Short task = Turn each line of every item below into a JSON list of strings, one string per line, skipping blank lines.

Material shown =
____

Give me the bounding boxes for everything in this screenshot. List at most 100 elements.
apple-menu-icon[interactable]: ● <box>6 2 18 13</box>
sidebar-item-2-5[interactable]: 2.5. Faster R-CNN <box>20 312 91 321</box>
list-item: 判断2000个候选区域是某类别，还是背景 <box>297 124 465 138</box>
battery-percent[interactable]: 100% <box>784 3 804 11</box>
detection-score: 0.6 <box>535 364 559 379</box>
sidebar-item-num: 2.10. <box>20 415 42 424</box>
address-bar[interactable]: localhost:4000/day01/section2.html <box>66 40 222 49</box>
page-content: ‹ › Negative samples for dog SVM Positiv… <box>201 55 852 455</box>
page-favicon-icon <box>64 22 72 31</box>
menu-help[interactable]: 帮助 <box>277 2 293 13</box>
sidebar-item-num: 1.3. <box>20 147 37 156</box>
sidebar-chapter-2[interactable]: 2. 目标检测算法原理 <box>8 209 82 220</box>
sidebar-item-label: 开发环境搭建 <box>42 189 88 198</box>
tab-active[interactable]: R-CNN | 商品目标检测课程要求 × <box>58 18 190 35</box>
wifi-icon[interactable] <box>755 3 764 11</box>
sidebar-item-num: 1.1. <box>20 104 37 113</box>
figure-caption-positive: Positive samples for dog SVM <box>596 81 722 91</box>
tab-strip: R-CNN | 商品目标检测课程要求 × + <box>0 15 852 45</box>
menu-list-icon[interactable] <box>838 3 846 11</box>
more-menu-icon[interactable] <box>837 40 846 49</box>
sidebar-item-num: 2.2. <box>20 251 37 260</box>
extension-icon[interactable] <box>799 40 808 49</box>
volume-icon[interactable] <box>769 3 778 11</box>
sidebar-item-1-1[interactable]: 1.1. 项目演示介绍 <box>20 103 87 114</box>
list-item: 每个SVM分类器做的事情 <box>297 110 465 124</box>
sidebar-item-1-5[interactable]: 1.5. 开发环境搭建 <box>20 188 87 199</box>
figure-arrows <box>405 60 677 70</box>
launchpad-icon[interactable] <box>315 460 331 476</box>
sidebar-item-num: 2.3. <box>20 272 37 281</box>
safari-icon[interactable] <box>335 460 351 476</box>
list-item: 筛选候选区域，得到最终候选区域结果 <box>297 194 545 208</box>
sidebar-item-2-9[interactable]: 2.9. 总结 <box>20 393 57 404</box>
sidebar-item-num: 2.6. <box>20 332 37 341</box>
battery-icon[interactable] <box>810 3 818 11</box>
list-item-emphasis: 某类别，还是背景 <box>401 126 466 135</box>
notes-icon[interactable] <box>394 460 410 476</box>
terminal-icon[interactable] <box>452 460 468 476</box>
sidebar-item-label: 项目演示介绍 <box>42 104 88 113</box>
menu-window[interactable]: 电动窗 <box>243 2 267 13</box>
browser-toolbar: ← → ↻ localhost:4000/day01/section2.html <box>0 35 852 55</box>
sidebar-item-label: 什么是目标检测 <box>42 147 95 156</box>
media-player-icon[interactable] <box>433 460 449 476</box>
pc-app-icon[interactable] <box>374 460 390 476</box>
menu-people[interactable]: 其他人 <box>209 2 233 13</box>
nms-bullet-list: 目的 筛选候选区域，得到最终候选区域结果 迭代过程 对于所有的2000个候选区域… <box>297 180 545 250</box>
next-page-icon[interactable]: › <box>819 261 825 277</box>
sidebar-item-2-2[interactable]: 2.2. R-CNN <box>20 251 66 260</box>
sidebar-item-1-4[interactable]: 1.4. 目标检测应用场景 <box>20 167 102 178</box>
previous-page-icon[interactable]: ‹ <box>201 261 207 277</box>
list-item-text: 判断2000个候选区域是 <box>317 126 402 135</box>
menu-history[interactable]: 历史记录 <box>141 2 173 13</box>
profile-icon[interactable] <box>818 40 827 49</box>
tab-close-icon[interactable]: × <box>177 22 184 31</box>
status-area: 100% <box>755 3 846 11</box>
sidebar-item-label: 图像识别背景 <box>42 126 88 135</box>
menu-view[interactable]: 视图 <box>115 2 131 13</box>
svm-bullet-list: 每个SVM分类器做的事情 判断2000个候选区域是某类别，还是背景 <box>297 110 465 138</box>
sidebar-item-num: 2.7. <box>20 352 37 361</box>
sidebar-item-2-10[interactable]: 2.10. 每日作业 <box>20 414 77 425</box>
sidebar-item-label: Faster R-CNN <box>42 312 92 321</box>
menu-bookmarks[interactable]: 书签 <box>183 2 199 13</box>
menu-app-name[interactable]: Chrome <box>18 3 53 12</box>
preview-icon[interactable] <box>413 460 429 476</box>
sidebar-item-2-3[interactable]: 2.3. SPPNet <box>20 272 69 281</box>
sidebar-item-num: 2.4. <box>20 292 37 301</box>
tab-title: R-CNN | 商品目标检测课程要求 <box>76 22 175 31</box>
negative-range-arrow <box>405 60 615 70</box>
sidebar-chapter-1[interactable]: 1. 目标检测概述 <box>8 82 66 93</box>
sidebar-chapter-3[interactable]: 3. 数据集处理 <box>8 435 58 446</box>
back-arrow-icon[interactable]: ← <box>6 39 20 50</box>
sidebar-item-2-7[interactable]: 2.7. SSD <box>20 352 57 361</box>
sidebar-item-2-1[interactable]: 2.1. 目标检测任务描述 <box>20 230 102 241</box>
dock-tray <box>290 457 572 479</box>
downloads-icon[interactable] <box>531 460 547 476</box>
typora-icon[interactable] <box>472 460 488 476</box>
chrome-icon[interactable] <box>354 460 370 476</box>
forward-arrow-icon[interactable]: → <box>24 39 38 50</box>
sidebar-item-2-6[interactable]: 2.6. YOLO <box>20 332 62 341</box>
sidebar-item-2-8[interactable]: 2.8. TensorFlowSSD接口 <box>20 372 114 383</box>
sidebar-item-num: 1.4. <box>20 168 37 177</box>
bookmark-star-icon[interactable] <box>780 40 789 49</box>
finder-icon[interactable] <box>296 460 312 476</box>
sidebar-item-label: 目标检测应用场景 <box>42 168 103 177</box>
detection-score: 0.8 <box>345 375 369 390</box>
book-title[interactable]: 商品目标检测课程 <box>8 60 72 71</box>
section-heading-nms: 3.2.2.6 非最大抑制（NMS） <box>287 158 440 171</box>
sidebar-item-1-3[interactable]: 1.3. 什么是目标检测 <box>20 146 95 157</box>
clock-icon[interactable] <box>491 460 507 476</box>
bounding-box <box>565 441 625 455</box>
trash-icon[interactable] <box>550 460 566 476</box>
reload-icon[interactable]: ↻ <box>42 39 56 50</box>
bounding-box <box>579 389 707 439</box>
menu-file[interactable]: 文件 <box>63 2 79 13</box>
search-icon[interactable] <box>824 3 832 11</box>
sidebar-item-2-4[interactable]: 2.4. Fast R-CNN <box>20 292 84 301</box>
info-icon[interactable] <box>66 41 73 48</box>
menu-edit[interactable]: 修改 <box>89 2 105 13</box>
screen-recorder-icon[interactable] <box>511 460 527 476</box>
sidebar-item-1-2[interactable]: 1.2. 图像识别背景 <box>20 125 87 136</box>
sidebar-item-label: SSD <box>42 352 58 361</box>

____

Written answer =
[
  "Give me the bounding boxes for everything in this screenshot. List at most 100 elements.",
  "apple-menu-icon[interactable]: ● <box>6 2 18 13</box>",
  "sidebar-item-2-5[interactable]: 2.5. Faster R-CNN <box>20 312 91 321</box>",
  "list-item: 判断2000个候选区域是某类别，还是背景 <box>297 124 465 138</box>",
  "battery-percent[interactable]: 100% <box>784 3 804 11</box>",
  "detection-score: 0.6 <box>535 364 559 379</box>",
  "sidebar-item-num: 2.10. <box>20 415 42 424</box>",
  "address-bar[interactable]: localhost:4000/day01/section2.html <box>66 40 222 49</box>",
  "page-content: ‹ › Negative samples for dog SVM Positiv… <box>201 55 852 455</box>",
  "page-favicon-icon <box>64 22 72 31</box>",
  "menu-help[interactable]: 帮助 <box>277 2 293 13</box>",
  "sidebar-item-num: 1.3. <box>20 147 37 156</box>",
  "sidebar-chapter-2[interactable]: 2. 目标检测算法原理 <box>8 209 82 220</box>",
  "sidebar-item-label: 开发环境搭建 <box>42 189 88 198</box>",
  "tab-active[interactable]: R-CNN | 商品目标检测课程要求 × <box>58 18 190 35</box>",
  "wifi-icon[interactable] <box>755 3 764 11</box>",
  "sidebar-item-num: 1.1. <box>20 104 37 113</box>",
  "figure-caption-positive: Positive samples for dog SVM <box>596 81 722 91</box>",
  "tab-strip: R-CNN | 商品目标检测课程要求 × + <box>0 15 852 45</box>",
  "menu-list-icon[interactable] <box>838 3 846 11</box>",
  "more-menu-icon[interactable] <box>837 40 846 49</box>",
  "sidebar-item-num: 2.2. <box>20 251 37 260</box>",
  "extension-icon[interactable] <box>799 40 808 49</box>",
  "volume-icon[interactable] <box>769 3 778 11</box>",
  "sidebar-item-1-1[interactable]: 1.1. 项目演示介绍 <box>20 103 87 114</box>",
  "list-item: 每个SVM分类器做的事情 <box>297 110 465 124</box>",
  "sidebar-item-1-5[interactable]: 1.5. 开发环境搭建 <box>20 188 87 199</box>",
  "figure-arrows <box>405 60 677 70</box>",
  "launchpad-icon[interactable] <box>315 460 331 476</box>",
  "sidebar-item-num: 2.3. <box>20 272 37 281</box>",
  "safari-icon[interactable] <box>335 460 351 476</box>",
  "list-item: 筛选候选区域，得到最终候选区域结果 <box>297 194 545 208</box>",
  "sidebar-item-2-9[interactable]: 2.9. 总结 <box>20 393 57 404</box>",
  "sidebar-item-num: 2.6. <box>20 332 37 341</box>",
  "battery-icon[interactable] <box>810 3 818 11</box>",
  "list-item-emphasis: 某类别，还是背景 <box>401 126 466 135</box>",
  "notes-icon[interactable] <box>394 460 410 476</box>",
  "terminal-icon[interactable] <box>452 460 468 476</box>",
  "sidebar-item-label: 项目演示介绍 <box>42 104 88 113</box>",
  "menu-window[interactable]: 电动窗 <box>243 2 267 13</box>",
  "browser-toolbar: ← → ↻ localhost:4000/day01/section2.html <box>0 35 852 55</box>",
  "sidebar-item-label: 什么是目标检测 <box>42 147 95 156</box>",
  "media-player-icon[interactable] <box>433 460 449 476</box>",
  "pc-app-icon[interactable] <box>374 460 390 476</box>",
  "menu-people[interactable]: 其他人 <box>209 2 233 13</box>",
  "nms-bullet-list: 目的 筛选候选区域，得到最终候选区域结果 迭代过程 对于所有的2000个候选区域… <box>297 180 545 250</box>",
  "next-page-icon[interactable]: › <box>819 261 825 277</box>",
  "sidebar-item-2-2[interactable]: 2.2. R-CNN <box>20 251 66 260</box>",
  "sidebar-item-1-4[interactable]: 1.4. 目标检测应用场景 <box>20 167 102 178</box>",
  "previous-page-icon[interactable]: ‹ <box>201 261 207 277</box>",
  "list-item-text: 判断2000个候选区域是 <box>317 126 402 135</box>",
  "menu-history[interactable]: 历史记录 <box>141 2 173 13</box>",
  "profile-icon[interactable] <box>818 40 827 49</box>",
  "tab-close-icon[interactable]: × <box>177 22 184 31</box>",
  "status-area: 100% <box>755 3 846 11</box>",
  "sidebar-item-label: 图像识别背景 <box>42 126 88 135</box>",
  "menu-view[interactable]: 视图 <box>115 2 131 13</box>",
  "svm-bullet-list: 每个SVM分类器做的事情 判断2000个候选区域是某类别，还是背景 <box>297 110 465 138</box>",
  "sidebar-item-num: 2.7. <box>20 352 37 361</box>",
  "sidebar-item-2-10[interactable]: 2.10. 每日作业 <box>20 414 77 425</box>",
  "sidebar-item-label: Faster R-CNN <box>42 312 92 321</box>",
  "menu-bookmarks[interactable]: 书签 <box>183 2 199 13</box>",
  "menu-app-name[interactable]: Chrome <box>18 3 53 12</box>",
  "preview-icon[interactable] <box>413 460 429 476</box>",
  "sidebar-item-2-3[interactable]: 2.3. SPPNet <box>20 272 69 281</box>",
  "sidebar-item-num: 2.4. <box>20 292 37 301</box>",
  "tab-title: R-CNN | 商品目标检测课程要求 <box>76 22 175 31</box>",
  "negative-range-arrow <box>405 60 615 70</box>",
  "sidebar-chapter-1[interactable]: 1. 目标检测概述 <box>8 82 66 93</box>",
  "sidebar-chapter-3[interactable]: 3. 数据集处理 <box>8 435 58 446</box>",
  "back-arrow-icon[interactable]: ← <box>6 39 20 50</box>",
  "sidebar-item-2-7[interactable]: 2.7. SSD <box>20 352 57 361</box>",
  "sidebar-item-2-1[interactable]: 2.1. 目标检测任务描述 <box>20 230 102 241</box>",
  "dock-tray <box>290 457 572 479</box>",
  "downloads-icon[interactable] <box>531 460 547 476</box>",
  "typora-icon[interactable] <box>472 460 488 476</box>",
  "chrome-icon[interactable] <box>354 460 370 476</box>",
  "forward-arrow-icon[interactable]: → <box>24 39 38 50</box>",
  "sidebar-item-2-6[interactable]: 2.6. YOLO <box>20 332 62 341</box>",
  "sidebar-item-2-8[interactable]: 2.8. TensorFlowSSD接口 <box>20 372 114 383</box>",
  "sidebar-item-num: 1.4. <box>20 168 37 177</box>",
  "bookmark-star-icon[interactable] <box>780 40 789 49</box>",
  "finder-icon[interactable] <box>296 460 312 476</box>",
  "sidebar-item-label: 目标检测应用场景 <box>42 168 103 177</box>",
  "detection-score: 0.8 <box>345 375 369 390</box>",
  "book-title[interactable]: 商品目标检测课程 <box>8 60 72 71</box>",
  "section-heading-nms: 3.2.2.6 非最大抑制（NMS） <box>287 158 440 171</box>",
  "sidebar-item-1-3[interactable]: 1.3. 什么是目标检测 <box>20 146 95 157</box>",
  "clock-icon[interactable] <box>491 460 507 476</box>",
  "bounding-box <box>565 441 625 455</box>",
  "trash-icon[interactable] <box>550 460 566 476</box>",
  "reload-icon[interactable]: ↻ <box>42 39 56 50</box>",
  "bounding-box <box>579 389 707 439</box>",
  "menu-file[interactable]: 文件 <box>63 2 79 13</box>",
  "search-icon[interactable] <box>824 3 832 11</box>",
  "sidebar-item-2-4[interactable]: 2.4. Fast R-CNN <box>20 292 84 301</box>",
  "info-icon[interactable] <box>66 41 73 48</box>",
  "menu-edit[interactable]: 修改 <box>89 2 105 13</box>",
  "screen-recorder-icon[interactable] <box>511 460 527 476</box>",
  "sidebar-item-1-2[interactable]: 1.2. 图像识别背景 <box>20 125 87 136</box>",
  "sidebar-item-label: SSD <box>42 352 58 361</box>"
]